Dataset records:

++++++

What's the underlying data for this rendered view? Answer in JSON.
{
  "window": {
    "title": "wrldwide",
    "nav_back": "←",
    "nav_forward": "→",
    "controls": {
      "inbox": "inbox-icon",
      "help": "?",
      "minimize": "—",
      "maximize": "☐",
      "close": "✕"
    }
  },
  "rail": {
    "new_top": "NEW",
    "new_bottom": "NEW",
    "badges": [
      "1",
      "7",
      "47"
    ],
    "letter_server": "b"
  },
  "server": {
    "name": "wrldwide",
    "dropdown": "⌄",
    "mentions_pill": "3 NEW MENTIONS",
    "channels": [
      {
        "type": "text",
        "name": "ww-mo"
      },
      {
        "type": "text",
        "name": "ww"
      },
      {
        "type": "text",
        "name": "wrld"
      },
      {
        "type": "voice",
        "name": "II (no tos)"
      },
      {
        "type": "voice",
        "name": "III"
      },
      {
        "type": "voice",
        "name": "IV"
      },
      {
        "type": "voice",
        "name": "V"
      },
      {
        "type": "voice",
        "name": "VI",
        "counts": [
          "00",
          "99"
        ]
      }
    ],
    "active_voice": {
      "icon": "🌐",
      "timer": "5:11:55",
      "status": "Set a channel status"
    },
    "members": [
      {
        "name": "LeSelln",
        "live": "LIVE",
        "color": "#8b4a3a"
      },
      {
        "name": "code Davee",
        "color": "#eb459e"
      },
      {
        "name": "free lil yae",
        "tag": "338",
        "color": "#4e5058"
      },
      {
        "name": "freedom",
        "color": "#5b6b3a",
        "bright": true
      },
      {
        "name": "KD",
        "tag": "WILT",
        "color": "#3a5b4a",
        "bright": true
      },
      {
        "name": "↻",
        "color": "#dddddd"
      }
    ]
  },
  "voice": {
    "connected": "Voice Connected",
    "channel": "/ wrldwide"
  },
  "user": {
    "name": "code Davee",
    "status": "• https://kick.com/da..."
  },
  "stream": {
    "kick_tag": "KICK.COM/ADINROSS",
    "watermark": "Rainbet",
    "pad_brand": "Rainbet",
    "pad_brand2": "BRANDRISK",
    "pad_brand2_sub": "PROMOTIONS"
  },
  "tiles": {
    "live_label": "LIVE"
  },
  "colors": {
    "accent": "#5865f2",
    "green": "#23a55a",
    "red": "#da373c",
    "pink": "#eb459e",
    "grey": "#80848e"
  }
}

++++++

SET TASK: Check the records above line by line and tally those holding the string "wrldwide". Answer with the number only.

RESULT FOR THIS EXERCISE: 3